Exercise requirements
Report the count of lines that carry the string "Iniciar", and add nothing.

----------------

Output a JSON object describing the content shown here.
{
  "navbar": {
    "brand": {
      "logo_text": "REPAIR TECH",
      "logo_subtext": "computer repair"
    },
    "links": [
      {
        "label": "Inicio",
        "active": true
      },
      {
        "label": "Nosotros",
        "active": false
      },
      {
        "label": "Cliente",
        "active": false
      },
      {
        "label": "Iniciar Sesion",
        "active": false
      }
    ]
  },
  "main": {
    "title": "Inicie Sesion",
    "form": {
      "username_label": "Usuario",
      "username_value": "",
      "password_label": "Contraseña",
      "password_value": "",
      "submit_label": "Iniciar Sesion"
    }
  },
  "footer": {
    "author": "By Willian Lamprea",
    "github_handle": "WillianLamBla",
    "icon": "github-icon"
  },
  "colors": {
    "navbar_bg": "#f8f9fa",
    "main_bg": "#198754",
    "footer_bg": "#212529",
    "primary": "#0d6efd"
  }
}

----------------

Problem solution
2